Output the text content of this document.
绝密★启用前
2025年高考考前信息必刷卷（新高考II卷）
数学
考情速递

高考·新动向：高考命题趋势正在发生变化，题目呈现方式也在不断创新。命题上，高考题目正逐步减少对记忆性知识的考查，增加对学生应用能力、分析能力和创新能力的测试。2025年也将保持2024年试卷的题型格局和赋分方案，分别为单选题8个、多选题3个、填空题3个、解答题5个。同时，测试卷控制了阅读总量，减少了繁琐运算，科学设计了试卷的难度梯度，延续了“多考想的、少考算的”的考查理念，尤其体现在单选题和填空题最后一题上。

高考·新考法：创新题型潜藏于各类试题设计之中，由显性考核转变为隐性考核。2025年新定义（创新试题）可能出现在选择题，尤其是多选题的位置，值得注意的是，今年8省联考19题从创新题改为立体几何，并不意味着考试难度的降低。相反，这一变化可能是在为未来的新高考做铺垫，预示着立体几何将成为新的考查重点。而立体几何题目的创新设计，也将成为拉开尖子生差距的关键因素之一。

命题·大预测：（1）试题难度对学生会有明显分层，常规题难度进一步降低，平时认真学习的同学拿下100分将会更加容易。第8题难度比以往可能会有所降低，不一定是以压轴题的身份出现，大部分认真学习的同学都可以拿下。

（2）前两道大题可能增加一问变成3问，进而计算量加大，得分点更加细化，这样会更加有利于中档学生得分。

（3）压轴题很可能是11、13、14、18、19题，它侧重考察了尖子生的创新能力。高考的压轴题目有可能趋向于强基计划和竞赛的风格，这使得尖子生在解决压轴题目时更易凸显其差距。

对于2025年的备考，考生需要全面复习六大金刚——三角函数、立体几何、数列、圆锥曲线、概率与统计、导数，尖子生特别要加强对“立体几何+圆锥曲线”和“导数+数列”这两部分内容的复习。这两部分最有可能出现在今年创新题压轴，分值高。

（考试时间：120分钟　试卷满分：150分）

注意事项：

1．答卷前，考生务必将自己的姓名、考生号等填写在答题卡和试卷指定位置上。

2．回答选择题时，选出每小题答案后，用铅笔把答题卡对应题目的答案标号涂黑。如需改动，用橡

──────

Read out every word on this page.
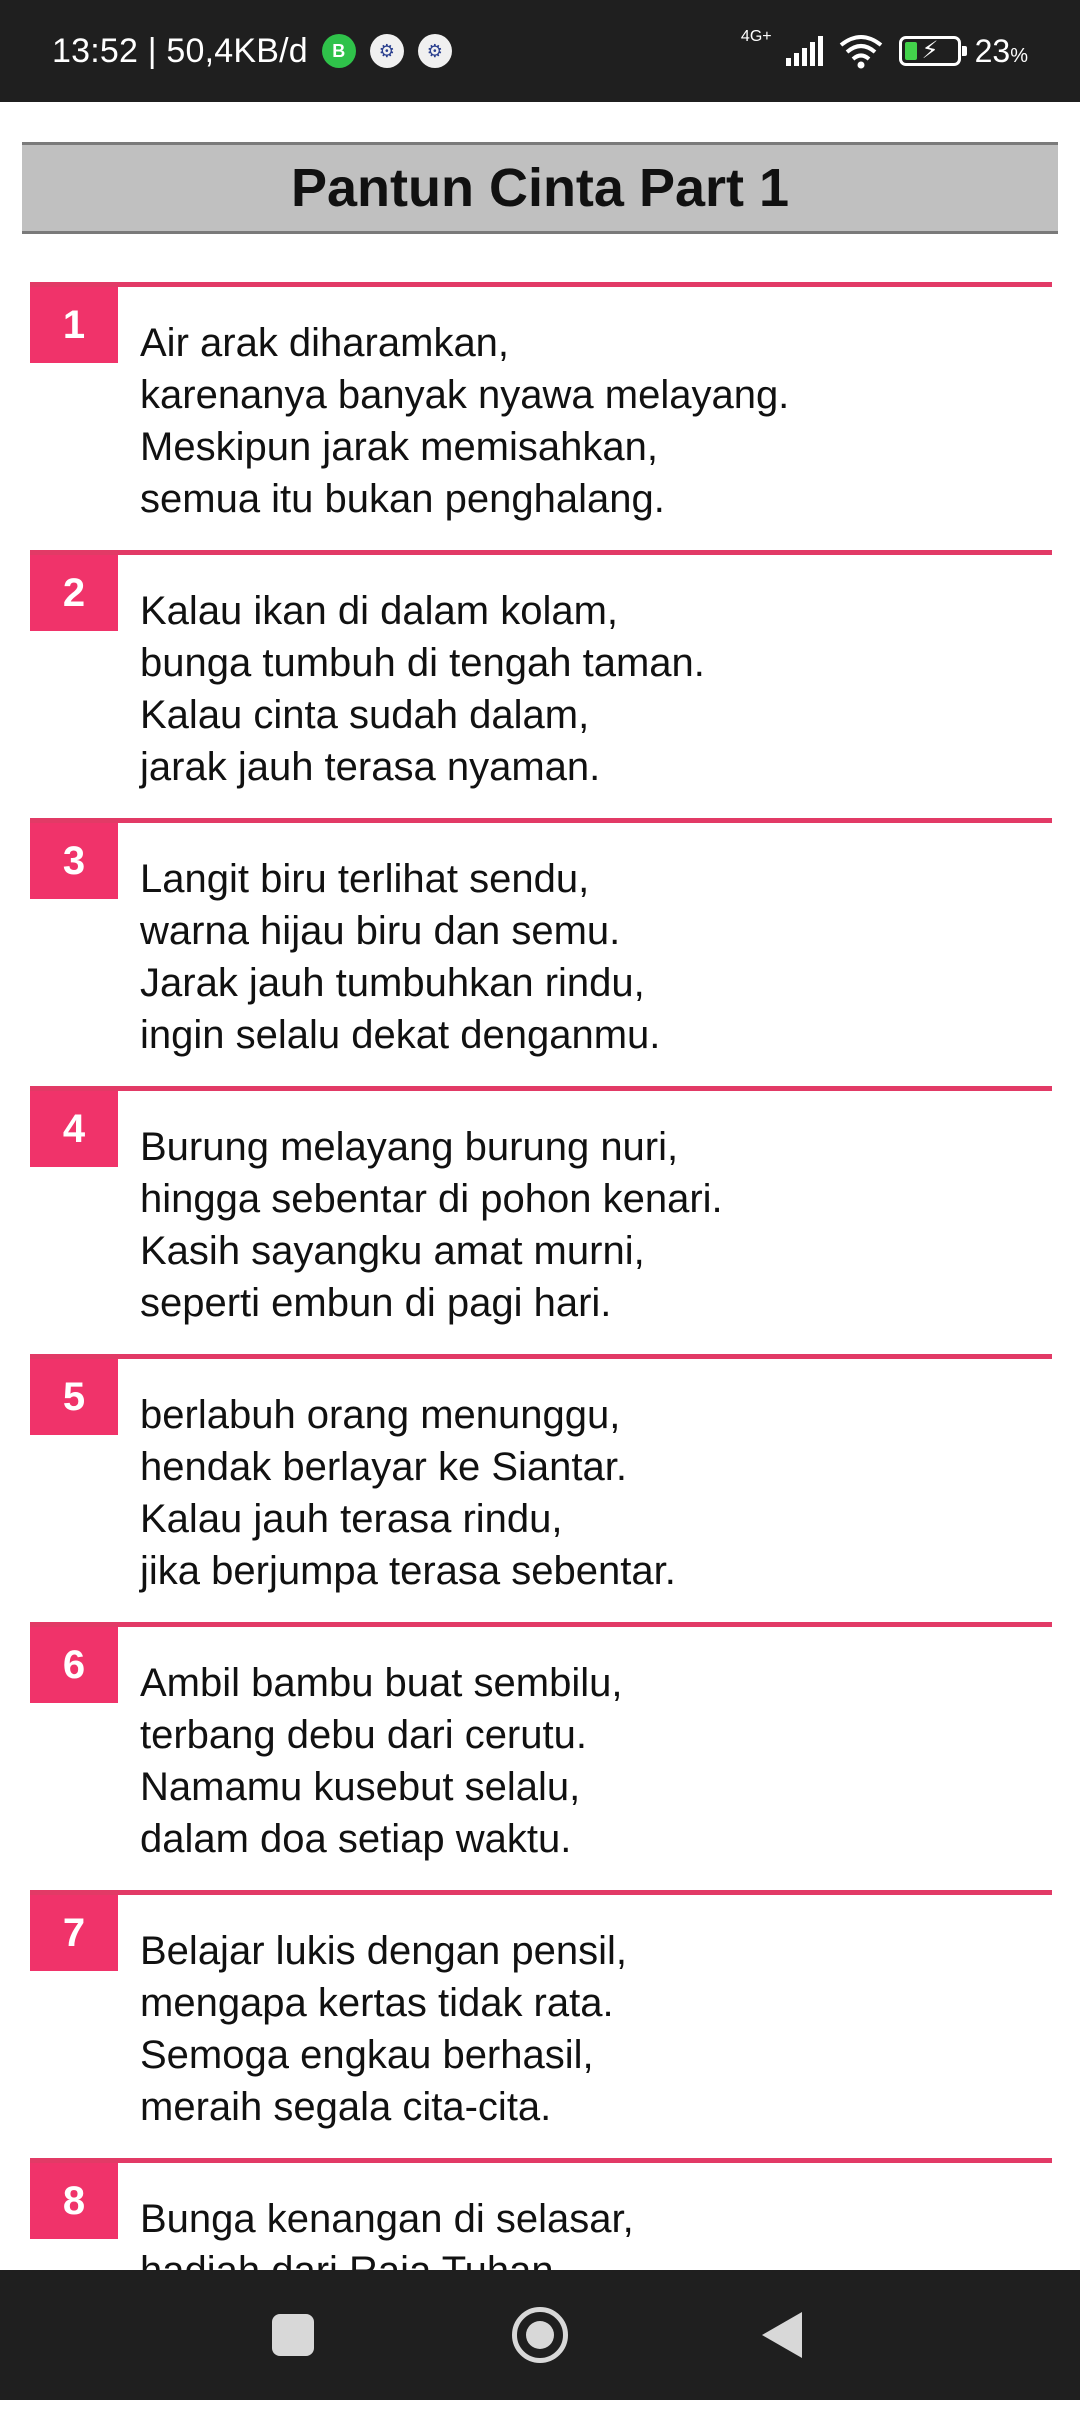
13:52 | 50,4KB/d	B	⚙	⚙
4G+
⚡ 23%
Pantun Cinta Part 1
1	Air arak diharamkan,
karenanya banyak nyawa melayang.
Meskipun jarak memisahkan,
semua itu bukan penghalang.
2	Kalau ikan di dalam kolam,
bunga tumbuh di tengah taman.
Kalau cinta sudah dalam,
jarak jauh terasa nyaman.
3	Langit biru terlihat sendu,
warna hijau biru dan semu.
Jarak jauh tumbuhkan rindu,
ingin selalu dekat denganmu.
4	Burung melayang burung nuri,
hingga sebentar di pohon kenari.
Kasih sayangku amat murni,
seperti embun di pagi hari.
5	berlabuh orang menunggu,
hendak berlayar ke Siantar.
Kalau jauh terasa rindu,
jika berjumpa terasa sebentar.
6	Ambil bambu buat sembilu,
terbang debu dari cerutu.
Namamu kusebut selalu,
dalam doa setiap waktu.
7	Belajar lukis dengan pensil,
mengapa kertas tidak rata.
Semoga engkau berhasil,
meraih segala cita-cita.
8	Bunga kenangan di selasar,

──────

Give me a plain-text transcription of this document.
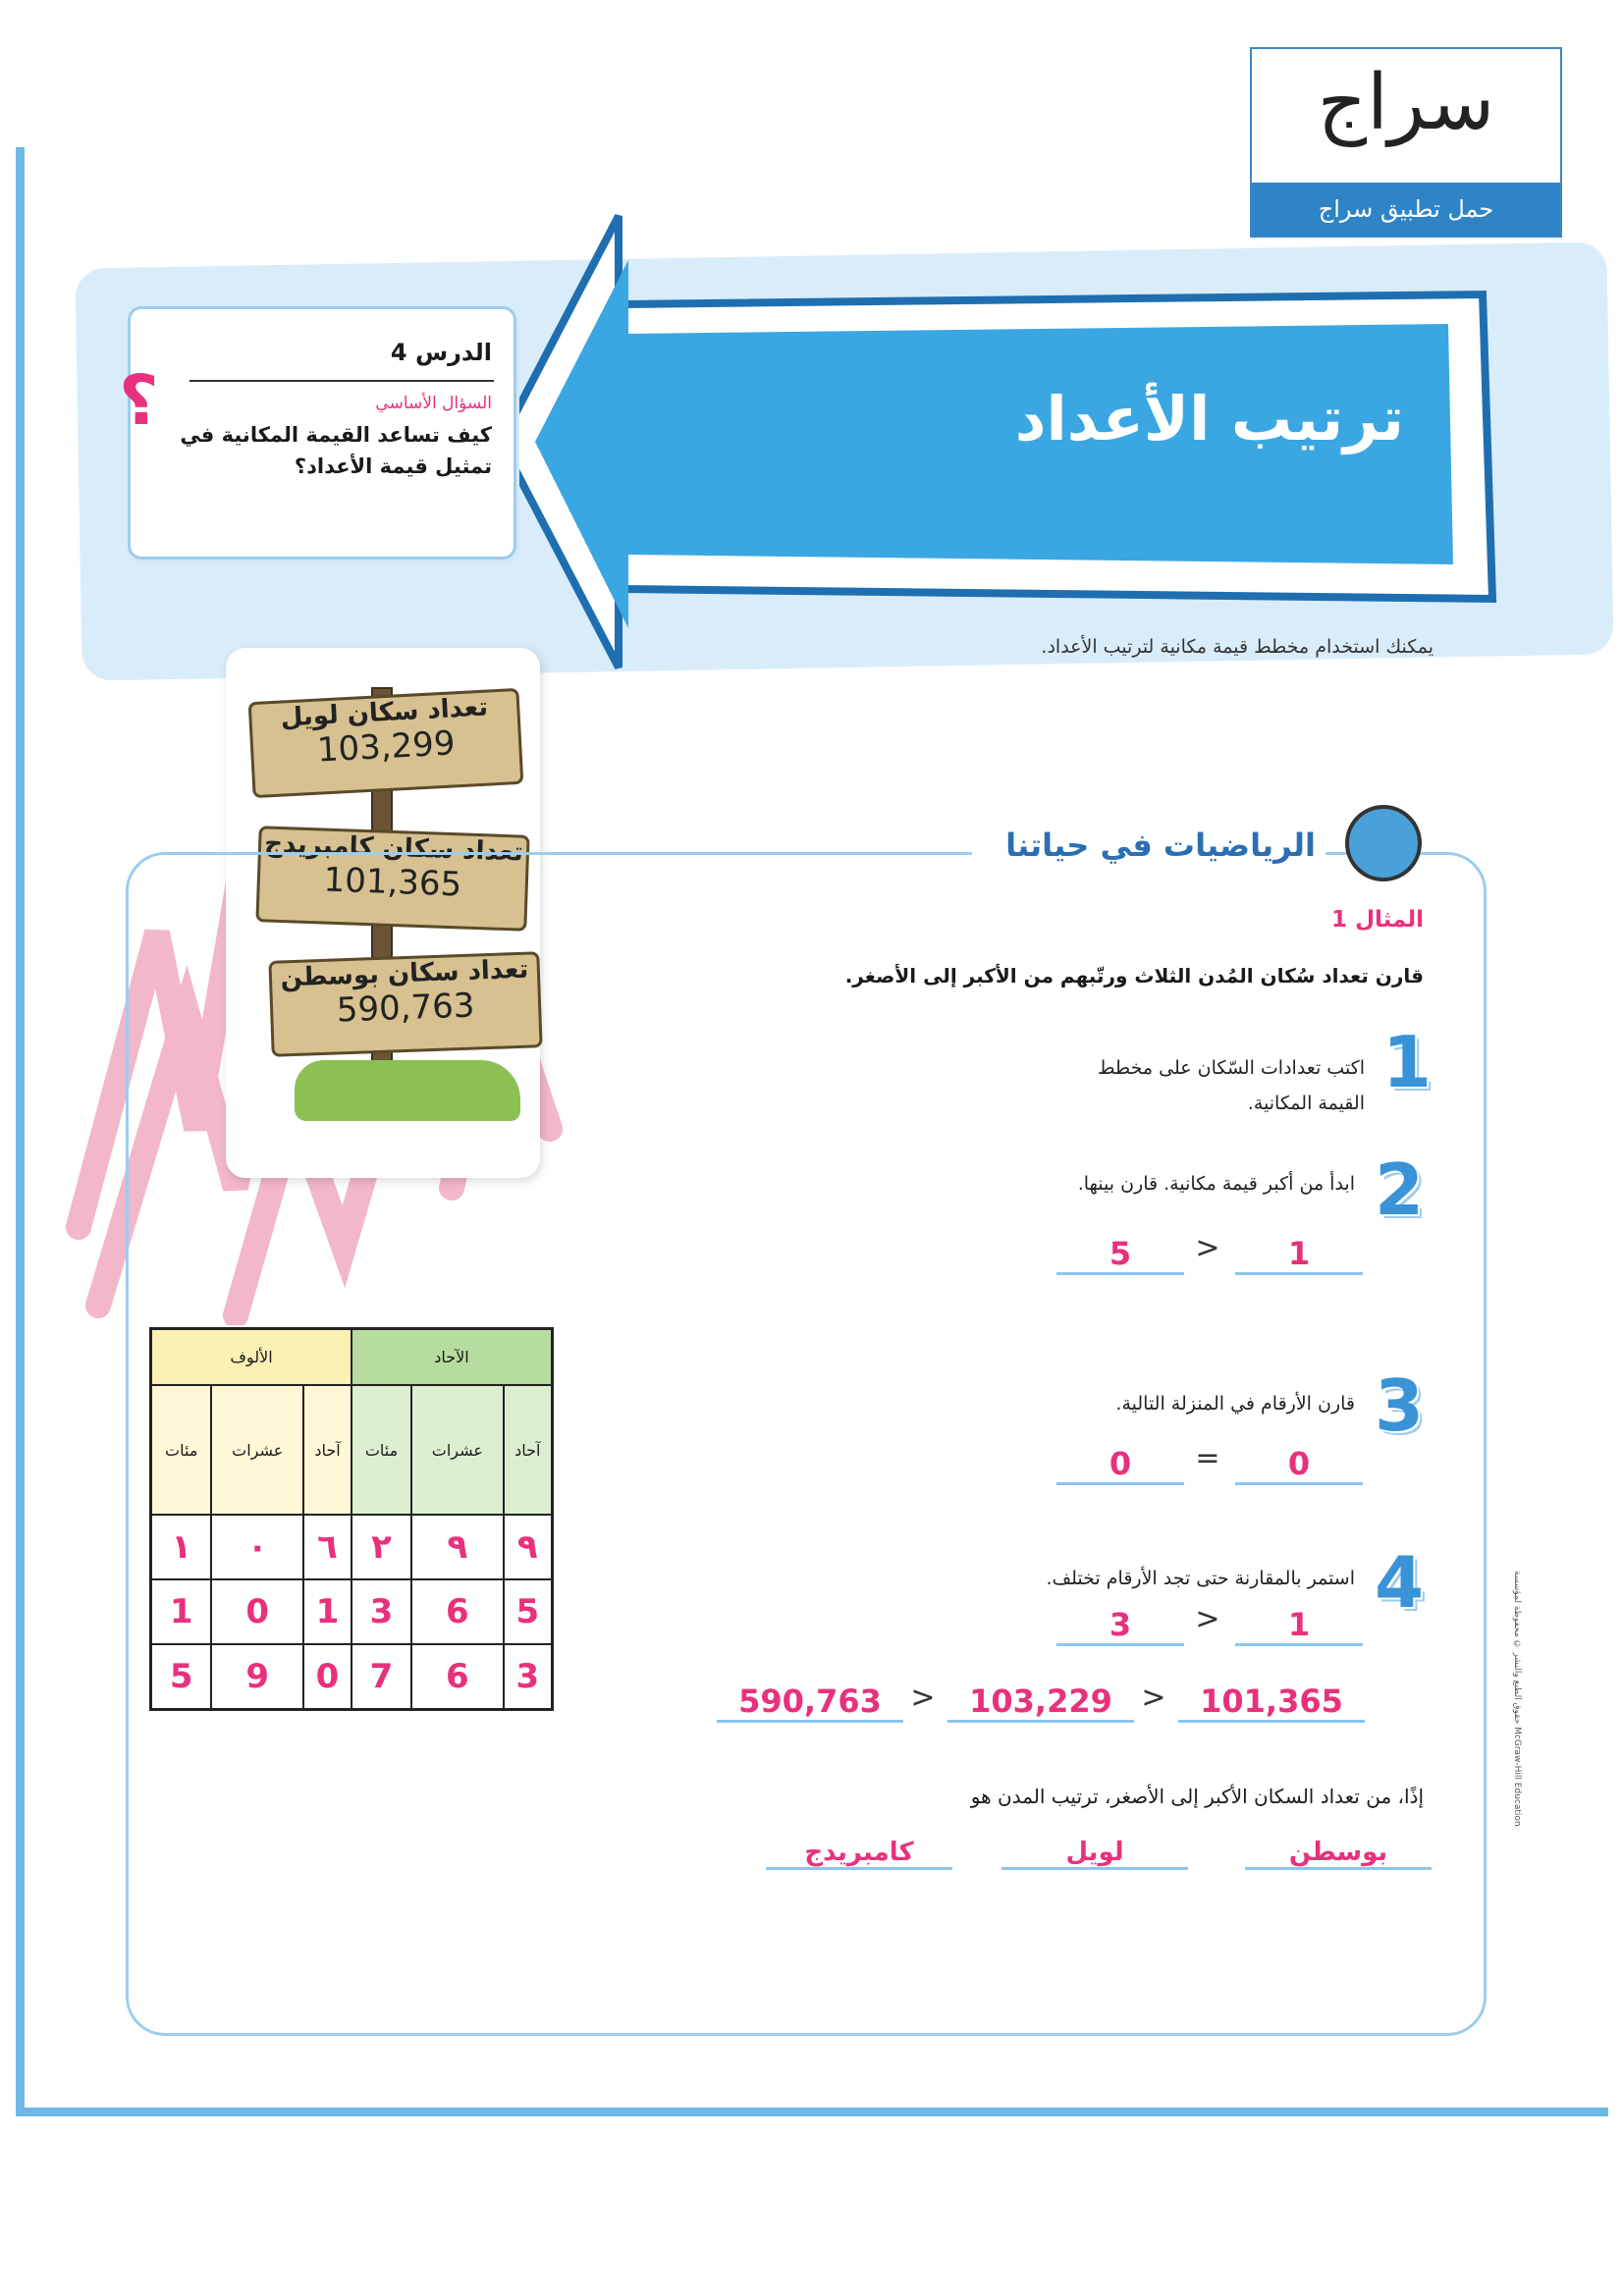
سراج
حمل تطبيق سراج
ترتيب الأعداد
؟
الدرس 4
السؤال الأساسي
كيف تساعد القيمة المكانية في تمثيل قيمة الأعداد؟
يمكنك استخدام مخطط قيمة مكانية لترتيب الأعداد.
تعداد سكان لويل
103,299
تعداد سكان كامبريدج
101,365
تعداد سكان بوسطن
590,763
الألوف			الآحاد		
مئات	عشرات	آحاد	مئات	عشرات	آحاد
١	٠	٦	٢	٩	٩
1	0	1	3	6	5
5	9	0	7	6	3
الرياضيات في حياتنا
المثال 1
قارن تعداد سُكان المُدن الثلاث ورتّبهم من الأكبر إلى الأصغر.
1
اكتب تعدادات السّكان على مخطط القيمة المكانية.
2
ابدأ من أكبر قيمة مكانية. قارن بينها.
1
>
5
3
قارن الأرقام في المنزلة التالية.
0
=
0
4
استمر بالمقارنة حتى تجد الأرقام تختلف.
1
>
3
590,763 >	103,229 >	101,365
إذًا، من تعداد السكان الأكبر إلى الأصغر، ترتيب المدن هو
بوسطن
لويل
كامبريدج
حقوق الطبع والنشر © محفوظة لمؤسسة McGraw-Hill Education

──────

**Short exercise:** Filter the records down to the lines that contain the string "sebentar", and copy those lines.

**The reply:**
hingga sebentar di pohon kenari.
jika berjumpa terasa sebentar.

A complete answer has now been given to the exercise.